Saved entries
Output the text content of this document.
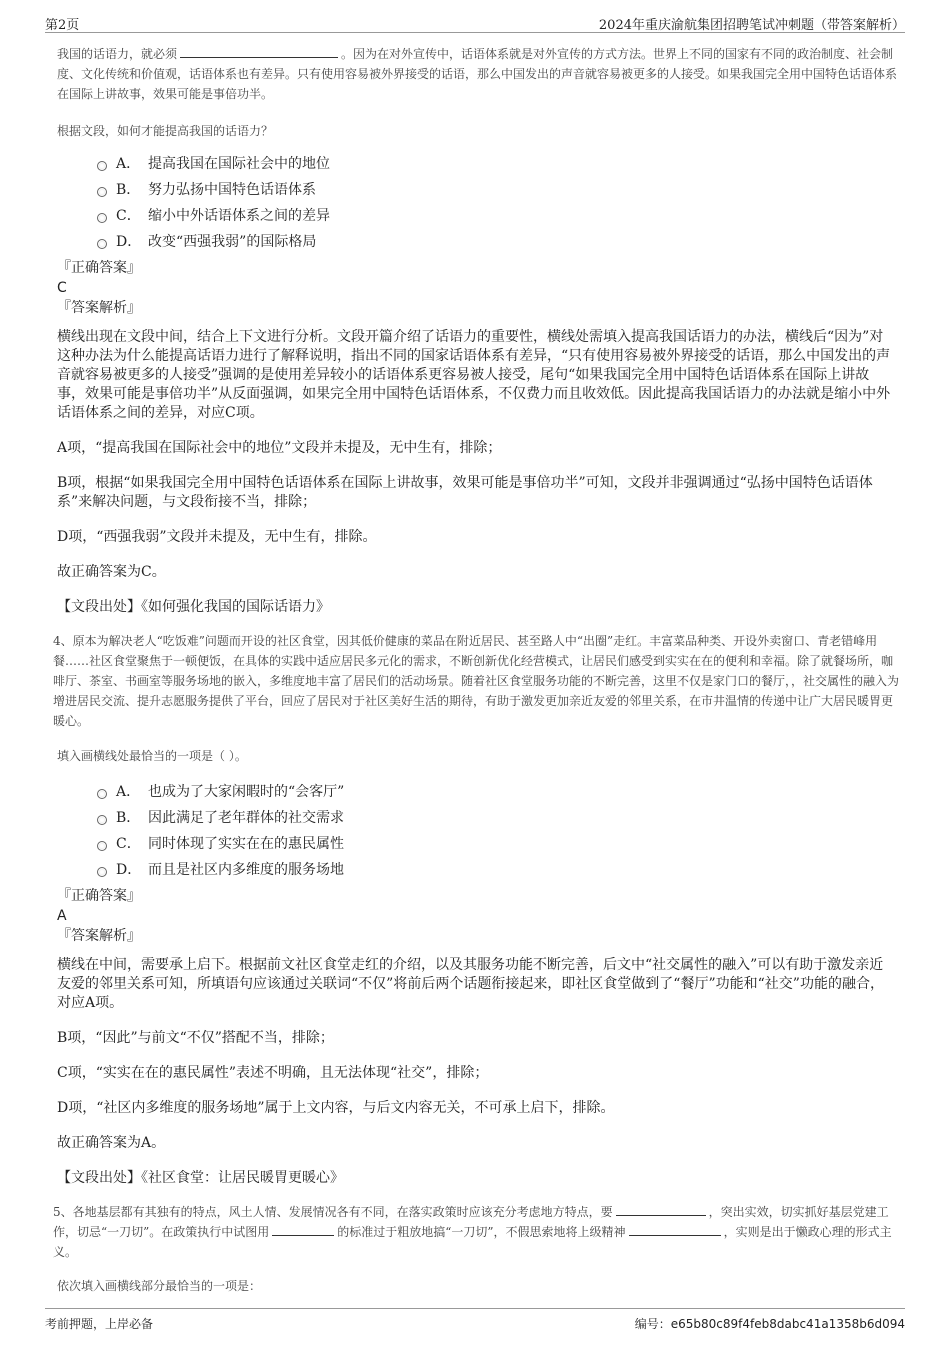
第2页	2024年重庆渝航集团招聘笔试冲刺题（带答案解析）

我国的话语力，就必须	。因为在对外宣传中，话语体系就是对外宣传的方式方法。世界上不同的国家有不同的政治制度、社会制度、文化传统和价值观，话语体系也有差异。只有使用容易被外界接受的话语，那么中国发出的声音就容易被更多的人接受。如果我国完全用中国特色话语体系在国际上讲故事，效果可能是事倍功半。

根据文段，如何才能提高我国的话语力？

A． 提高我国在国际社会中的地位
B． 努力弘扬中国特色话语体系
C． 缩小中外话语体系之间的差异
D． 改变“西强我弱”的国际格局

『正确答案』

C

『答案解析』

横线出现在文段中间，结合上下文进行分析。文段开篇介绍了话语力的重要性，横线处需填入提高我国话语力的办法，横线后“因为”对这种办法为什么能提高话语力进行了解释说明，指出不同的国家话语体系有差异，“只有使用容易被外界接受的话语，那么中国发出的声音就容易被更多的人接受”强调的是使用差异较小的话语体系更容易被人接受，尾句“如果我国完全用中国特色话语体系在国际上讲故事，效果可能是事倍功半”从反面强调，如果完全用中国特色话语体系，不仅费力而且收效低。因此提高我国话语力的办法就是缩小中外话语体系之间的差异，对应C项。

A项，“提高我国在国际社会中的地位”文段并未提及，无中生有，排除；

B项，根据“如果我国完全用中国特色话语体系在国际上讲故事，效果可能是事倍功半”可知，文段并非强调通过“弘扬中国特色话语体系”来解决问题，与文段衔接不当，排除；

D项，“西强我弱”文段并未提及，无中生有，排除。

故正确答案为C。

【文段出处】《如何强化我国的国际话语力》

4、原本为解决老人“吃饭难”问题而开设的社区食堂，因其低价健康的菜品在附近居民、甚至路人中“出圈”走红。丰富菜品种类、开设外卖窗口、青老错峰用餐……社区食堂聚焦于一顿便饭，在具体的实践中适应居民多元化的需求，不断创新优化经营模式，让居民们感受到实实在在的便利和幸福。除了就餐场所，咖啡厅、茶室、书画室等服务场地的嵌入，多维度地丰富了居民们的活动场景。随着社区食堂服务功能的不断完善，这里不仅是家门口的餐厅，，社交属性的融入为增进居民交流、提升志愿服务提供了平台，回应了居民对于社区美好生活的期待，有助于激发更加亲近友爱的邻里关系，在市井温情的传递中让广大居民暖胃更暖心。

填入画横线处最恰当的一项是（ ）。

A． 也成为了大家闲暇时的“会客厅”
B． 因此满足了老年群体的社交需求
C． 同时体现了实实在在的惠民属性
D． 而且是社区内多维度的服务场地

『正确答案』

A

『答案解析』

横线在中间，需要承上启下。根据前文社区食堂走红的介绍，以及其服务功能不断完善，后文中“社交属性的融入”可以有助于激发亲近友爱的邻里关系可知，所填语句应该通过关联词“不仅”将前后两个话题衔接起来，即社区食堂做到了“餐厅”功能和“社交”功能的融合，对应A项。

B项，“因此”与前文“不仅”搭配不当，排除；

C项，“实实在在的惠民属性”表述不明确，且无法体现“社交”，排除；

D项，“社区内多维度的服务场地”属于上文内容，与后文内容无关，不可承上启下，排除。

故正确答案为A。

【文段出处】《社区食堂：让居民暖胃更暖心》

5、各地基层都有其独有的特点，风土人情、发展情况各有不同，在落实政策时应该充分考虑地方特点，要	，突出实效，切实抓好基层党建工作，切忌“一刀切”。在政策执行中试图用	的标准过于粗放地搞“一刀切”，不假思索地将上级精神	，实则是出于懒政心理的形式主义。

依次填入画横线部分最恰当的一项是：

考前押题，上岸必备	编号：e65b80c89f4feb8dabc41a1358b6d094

* * *

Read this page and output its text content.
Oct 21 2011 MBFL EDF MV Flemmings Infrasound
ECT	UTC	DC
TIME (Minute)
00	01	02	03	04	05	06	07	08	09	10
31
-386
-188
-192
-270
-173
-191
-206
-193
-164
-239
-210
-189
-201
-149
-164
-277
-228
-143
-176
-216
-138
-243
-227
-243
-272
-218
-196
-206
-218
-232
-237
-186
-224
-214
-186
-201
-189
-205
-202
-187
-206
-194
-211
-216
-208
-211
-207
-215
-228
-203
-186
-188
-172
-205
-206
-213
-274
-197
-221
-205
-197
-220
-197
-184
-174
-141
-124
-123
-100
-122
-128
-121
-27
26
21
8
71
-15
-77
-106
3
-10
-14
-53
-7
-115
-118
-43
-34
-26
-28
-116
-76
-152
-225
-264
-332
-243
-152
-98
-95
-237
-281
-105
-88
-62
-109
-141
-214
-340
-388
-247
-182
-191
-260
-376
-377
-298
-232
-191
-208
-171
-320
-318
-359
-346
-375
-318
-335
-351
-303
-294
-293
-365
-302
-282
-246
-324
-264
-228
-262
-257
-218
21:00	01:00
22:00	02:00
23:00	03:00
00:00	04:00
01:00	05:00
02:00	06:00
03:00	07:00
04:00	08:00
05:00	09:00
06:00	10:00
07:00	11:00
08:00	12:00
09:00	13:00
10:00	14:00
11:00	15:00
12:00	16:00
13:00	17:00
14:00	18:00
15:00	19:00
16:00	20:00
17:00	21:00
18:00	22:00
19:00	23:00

- _Required task_
Pick out every line above that contains the word "只有使用容易被外界接受的话语" and copy it.

- _The reply_
我国的话语力，就必须	。因为在对外宣传中，话语体系就是对外宣传的方式方法。世界上不同的国家有不同的政治制度、社会制度、文化传统和价值观，话语体系也有差异。只有使用容易被外界接受的话语，那么中国发出的声音就容易被更多的人接受。如果我国完全用中国特色话语体系在国际上讲故事，效果可能是事倍功半。
横线出现在文段中间，结合上下文进行分析。文段开篇介绍了话语力的重要性，横线处需填入提高我国话语力的办法，横线后“因为”对这种办法为什么能提高话语力进行了解释说明，指出不同的国家话语体系有差异，“只有使用容易被外界接受的话语，那么中国发出的声音就容易被更多的人接受”强调的是使用差异较小的话语体系更容易被人接受，尾句“如果我国完全用中国特色话语体系在国际上讲故事，效果可能是事倍功半”从反面强调，如果完全用中国特色话语体系，不仅费力而且收效低。因此提高我国话语力的办法就是缩小中外话语体系之间的差异，对应C项。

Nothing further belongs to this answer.